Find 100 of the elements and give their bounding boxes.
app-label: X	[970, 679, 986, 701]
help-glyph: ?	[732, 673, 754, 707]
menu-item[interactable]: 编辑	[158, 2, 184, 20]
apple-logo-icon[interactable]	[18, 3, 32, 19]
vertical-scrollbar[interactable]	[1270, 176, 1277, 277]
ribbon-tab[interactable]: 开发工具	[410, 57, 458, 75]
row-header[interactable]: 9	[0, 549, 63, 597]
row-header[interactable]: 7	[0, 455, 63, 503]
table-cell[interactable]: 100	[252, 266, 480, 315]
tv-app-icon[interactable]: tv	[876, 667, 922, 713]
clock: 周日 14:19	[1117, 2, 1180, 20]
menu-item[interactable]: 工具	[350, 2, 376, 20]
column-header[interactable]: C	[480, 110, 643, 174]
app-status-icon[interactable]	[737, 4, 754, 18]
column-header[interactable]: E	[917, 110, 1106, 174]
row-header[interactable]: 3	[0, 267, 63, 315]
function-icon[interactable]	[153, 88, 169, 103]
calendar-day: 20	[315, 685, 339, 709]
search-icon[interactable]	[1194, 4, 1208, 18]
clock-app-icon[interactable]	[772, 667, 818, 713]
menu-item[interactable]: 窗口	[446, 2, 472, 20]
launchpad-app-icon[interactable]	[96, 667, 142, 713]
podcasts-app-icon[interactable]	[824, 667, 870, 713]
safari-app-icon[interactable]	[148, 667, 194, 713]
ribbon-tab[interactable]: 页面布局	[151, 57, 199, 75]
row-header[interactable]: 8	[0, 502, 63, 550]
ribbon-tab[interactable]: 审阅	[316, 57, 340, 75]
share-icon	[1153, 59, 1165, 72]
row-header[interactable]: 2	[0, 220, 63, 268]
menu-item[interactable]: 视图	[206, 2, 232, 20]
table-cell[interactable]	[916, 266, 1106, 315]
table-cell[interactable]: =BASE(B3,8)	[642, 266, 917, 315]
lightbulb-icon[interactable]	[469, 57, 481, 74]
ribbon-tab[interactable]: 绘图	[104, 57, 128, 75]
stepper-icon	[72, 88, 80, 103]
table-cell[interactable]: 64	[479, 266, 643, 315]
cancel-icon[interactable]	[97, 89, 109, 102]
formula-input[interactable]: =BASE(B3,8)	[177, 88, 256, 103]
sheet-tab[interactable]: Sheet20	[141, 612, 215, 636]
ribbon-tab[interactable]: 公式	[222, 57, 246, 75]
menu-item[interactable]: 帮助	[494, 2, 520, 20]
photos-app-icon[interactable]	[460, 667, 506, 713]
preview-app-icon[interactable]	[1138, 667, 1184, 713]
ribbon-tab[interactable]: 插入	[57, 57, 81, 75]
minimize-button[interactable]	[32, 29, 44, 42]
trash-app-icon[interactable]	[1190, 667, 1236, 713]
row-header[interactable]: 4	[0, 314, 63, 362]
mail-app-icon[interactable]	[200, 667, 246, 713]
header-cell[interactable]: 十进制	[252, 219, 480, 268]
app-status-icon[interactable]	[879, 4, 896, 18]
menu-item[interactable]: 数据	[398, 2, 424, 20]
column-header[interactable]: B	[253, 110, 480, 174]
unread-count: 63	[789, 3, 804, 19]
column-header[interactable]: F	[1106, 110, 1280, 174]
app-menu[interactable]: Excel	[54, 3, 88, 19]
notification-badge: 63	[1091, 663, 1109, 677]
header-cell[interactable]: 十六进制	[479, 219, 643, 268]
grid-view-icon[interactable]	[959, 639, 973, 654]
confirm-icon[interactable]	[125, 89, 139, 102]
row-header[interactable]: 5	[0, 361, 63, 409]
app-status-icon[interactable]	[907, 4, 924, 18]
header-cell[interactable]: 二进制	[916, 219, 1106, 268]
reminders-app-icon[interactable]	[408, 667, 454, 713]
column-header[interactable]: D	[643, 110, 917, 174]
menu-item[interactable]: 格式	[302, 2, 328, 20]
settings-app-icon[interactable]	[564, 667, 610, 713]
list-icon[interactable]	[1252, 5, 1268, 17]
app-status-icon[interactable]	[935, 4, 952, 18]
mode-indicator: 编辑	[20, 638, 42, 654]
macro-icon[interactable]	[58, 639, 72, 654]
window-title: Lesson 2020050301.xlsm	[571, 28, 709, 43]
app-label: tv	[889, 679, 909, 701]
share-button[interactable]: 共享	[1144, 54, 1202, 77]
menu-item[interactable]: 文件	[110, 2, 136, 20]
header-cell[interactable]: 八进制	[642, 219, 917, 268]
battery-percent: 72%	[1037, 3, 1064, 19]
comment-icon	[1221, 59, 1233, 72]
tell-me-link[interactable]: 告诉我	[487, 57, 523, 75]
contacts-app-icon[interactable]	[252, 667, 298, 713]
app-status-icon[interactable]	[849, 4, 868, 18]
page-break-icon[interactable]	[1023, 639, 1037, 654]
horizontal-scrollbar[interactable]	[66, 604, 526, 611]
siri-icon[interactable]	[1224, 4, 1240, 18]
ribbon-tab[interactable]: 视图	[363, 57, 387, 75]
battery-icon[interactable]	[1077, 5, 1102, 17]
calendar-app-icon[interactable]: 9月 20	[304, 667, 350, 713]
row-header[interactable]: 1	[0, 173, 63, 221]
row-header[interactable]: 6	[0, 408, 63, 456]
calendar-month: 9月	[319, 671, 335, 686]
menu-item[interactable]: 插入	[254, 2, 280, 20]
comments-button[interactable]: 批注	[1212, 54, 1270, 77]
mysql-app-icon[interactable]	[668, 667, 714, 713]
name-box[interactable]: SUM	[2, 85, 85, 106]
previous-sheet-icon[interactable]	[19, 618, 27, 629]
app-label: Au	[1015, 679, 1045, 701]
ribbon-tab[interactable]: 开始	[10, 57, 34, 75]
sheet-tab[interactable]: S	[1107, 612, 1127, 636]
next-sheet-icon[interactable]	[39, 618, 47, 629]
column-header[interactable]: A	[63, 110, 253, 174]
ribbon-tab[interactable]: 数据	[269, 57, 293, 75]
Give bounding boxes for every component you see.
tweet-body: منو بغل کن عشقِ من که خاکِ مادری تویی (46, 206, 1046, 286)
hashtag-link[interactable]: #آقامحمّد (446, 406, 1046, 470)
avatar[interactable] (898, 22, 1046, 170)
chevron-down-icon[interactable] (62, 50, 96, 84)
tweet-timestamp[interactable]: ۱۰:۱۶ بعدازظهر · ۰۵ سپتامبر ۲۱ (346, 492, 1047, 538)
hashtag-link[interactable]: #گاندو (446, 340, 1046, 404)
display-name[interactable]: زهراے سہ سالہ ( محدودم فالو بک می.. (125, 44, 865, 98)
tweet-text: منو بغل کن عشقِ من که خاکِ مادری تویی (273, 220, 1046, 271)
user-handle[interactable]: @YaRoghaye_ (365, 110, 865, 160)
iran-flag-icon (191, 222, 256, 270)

________________

_THE PROBLEM_.
Convert every line of the listing above into a JSON list of strings, one string per line, leaving out any blank lines.

_RESULT FOR THIS TASK_.
[
  "Find 100 of the elements and give their bounding boxes.",
  "app-label: X\t[970, 679, 986, 701]",
  "help-glyph: ?\t[732, 673, 754, 707]",
  "menu-item[interactable]: 编辑\t[158, 2, 184, 20]",
  "apple-logo-icon[interactable]\t[18, 3, 32, 19]",
  "vertical-scrollbar[interactable]\t[1270, 176, 1277, 277]",
  "ribbon-tab[interactable]: 开发工具\t[410, 57, 458, 75]",
  "row-header[interactable]: 9\t[0, 549, 63, 597]",
  "row-header[interactable]: 7\t[0, 455, 63, 503]",
  "table-cell[interactable]: 100\t[252, 266, 480, 315]",
  "tv-app-icon[interactable]: tv\t[876, 667, 922, 713]",
  "clock: 周日 14:19\t[1117, 2, 1180, 20]",
  "menu-item[interactable]: 工具\t[350, 2, 376, 20]",
  "column-header[interactable]: C\t[480, 110, 643, 174]",
  "app-status-icon[interactable]\t[737, 4, 754, 18]",
  "column-header[interactable]: E\t[917, 110, 1106, 174]",
  "row-header[interactable]: 3\t[0, 267, 63, 315]",
  "function-icon[interactable]\t[153, 88, 169, 103]",
  "calendar-day: 20\t[315, 685, 339, 709]",
  "search-icon[interactable]\t[1194, 4, 1208, 18]",
  "clock-app-icon[interactable]\t[772, 667, 818, 713]",
  "menu-item[interactable]: 窗口\t[446, 2, 472, 20]",
  "launchpad-app-icon[interactable]\t[96, 667, 142, 713]",
  "podcasts-app-icon[interactable]\t[824, 667, 870, 713]",
  "safari-app-icon[interactable]\t[148, 667, 194, 713]",
  "ribbon-tab[interactable]: 页面布局\t[151, 57, 199, 75]",
  "row-header[interactable]: 8\t[0, 502, 63, 550]",
  "ribbon-tab[interactable]: 审阅\t[316, 57, 340, 75]",
  "share-icon\t[1153, 59, 1165, 72]",
  "row-header[interactable]: 2\t[0, 220, 63, 268]",
  "menu-item[interactable]: 视图\t[206, 2, 232, 20]",
  "table-cell[interactable]\t[916, 266, 1106, 315]",
  "table-cell[interactable]: =BASE(B3,8)\t[642, 266, 917, 315]",
  "lightbulb-icon[interactable]\t[469, 57, 481, 74]",
  "ribbon-tab[interactable]: 绘图\t[104, 57, 128, 75]",
  "stepper-icon\t[72, 88, 80, 103]",
  "table-cell[interactable]: 64\t[479, 266, 643, 315]",
  "cancel-icon[interactable]\t[97, 89, 109, 102]",
  "formula-input[interactable]: =BASE(B3,8)\t[177, 88, 256, 103]",
  "sheet-tab[interactable]: Sheet20\t[141, 612, 215, 636]",
  "ribbon-tab[interactable]: 公式\t[222, 57, 246, 75]",
  "menu-item[interactable]: 帮助\t[494, 2, 520, 20]",
  "photos-app-icon[interactable]\t[460, 667, 506, 713]",
  "preview-app-icon[interactable]\t[1138, 667, 1184, 713]",
  "ribbon-tab[interactable]: 插入\t[57, 57, 81, 75]",
  "minimize-button[interactable]\t[32, 29, 44, 42]",
  "trash-app-icon[interactable]\t[1190, 667, 1236, 713]",
  "row-header[interactable]: 4\t[0, 314, 63, 362]",
  "mail-app-icon[interactable]\t[200, 667, 246, 713]",
  "header-cell[interactable]: 十进制\t[252, 219, 480, 268]",
  "app-status-icon[interactable]\t[879, 4, 896, 18]",
  "menu-item[interactable]: 数据\t[398, 2, 424, 20]",
  "column-header[interactable]: B\t[253, 110, 480, 174]",
  "unread-count: 63\t[789, 3, 804, 19]",
  "column-header[interactable]: F\t[1106, 110, 1280, 174]",
  "app-menu[interactable]: Excel\t[54, 3, 88, 19]",
  "notification-badge: 63\t[1091, 663, 1109, 677]",
  "header-cell[interactable]: 十六进制\t[479, 219, 643, 268]",
  "grid-view-icon[interactable]\t[959, 639, 973, 654]",
  "confirm-icon[interactable]\t[125, 89, 139, 102]",
  "row-header[interactable]: 5\t[0, 361, 63, 409]",
  "app-status-icon[interactable]\t[907, 4, 924, 18]",
  "header-cell[interactable]: 二进制\t[916, 219, 1106, 268]",
  "reminders-app-icon[interactable]\t[408, 667, 454, 713]",
  "column-header[interactable]: D\t[643, 110, 917, 174]",
  "menu-item[interactable]: 格式\t[302, 2, 328, 20]",
  "settings-app-icon[interactable]\t[564, 667, 610, 713]",
  "list-icon[interactable]\t[1252, 5, 1268, 17]",
  "app-status-icon[interactable]\t[935, 4, 952, 18]",
  "mode-indicator: 编辑\t[20, 638, 42, 654]",
  "macro-icon[interactable]\t[58, 639, 72, 654]",
  "window-title: Lesson 2020050301.xlsm\t[571, 28, 709, 43]",
  "app-label: tv\t[889, 679, 909, 701]",
  "share-button[interactable]: 共享\t[1144, 54, 1202, 77]",
  "menu-item[interactable]: 文件\t[110, 2, 136, 20]",
  "header-cell[interactable]: 八进制\t[642, 219, 917, 268]",
  "battery-percent: 72%\t[1037, 3, 1064, 19]",
  "comment-icon\t[1221, 59, 1233, 72]",
  "tell-me-link[interactable]: 告诉我\t[487, 57, 523, 75]",
  "contacts-app-icon[interactable]\t[252, 667, 298, 713]",
  "app-status-icon[interactable]\t[849, 4, 868, 18]",
  "page-break-icon[interactable]\t[1023, 639, 1037, 654]",
  "horizontal-scrollbar[interactable]\t[66, 604, 526, 611]",
  "siri-icon[interactable]\t[1224, 4, 1240, 18]",
  "ribbon-tab[interactable]: 视图\t[363, 57, 387, 75]",
  "battery-icon[interactable]\t[1077, 5, 1102, 17]",
  "calendar-app-icon[interactable]: 9月 20\t[304, 667, 350, 713]",
  "row-header[interactable]: 1\t[0, 173, 63, 221]",
  "row-header[interactable]: 6\t[0, 408, 63, 456]",
  "calendar-month: 9月\t[319, 671, 335, 686]",
  "menu-item[interactable]: 插入\t[254, 2, 280, 20]",
  "comments-button[interactable]: 批注\t[1212, 54, 1270, 77]",
  "mysql-app-icon[interactable]\t[668, 667, 714, 713]",
  "name-box[interactable]: SUM\t[2, 85, 85, 106]",
  "previous-sheet-icon[interactable]\t[19, 618, 27, 629]",
  "app-label: Au\t[1015, 679, 1045, 701]",
  "ribbon-tab[interactable]: 开始\t[10, 57, 34, 75]",
  "sheet-tab[interactable]: S\t[1107, 612, 1127, 636]",
  "next-sheet-icon[interactable]\t[39, 618, 47, 629]",
  "column-header[interactable]: A\t[63, 110, 253, 174]",
  "ribbon-tab[interactable]: 数据\t[269, 57, 293, 75]",
  "Give bounding boxes for every component you see.",
  "tweet-body: منو بغل کن عشقِ من که خاکِ مادری تویی (46, 206, 1046, 286)",
  "hashtag-link[interactable]: #آقامحمّد (446, 406, 1046, 470)",
  "avatar[interactable] (898, 22, 1046, 170)",
  "chevron-down-icon[interactable] (62, 50, 96, 84)",
  "tweet-timestamp[interactable]: ۱۰:۱۶ بعدازظهر · ۰۵ سپتامبر ۲۱ (346, 492, 1047, 538)",
  "hashtag-link[interactable]: #گاندو (446, 340, 1046, 404)",
  "display-name[interactable]: زهراے سہ سالہ ( محدودم فالو بک می.. (125, 44, 865, 98)",
  "tweet-text: منو بغل کن عشقِ من که خاکِ مادری تویی (273, 220, 1046, 271)",
  "user-handle[interactable]: @YaRoghaye_ (365, 110, 865, 160)",
  "iran-flag-icon (191, 222, 256, 270)"
]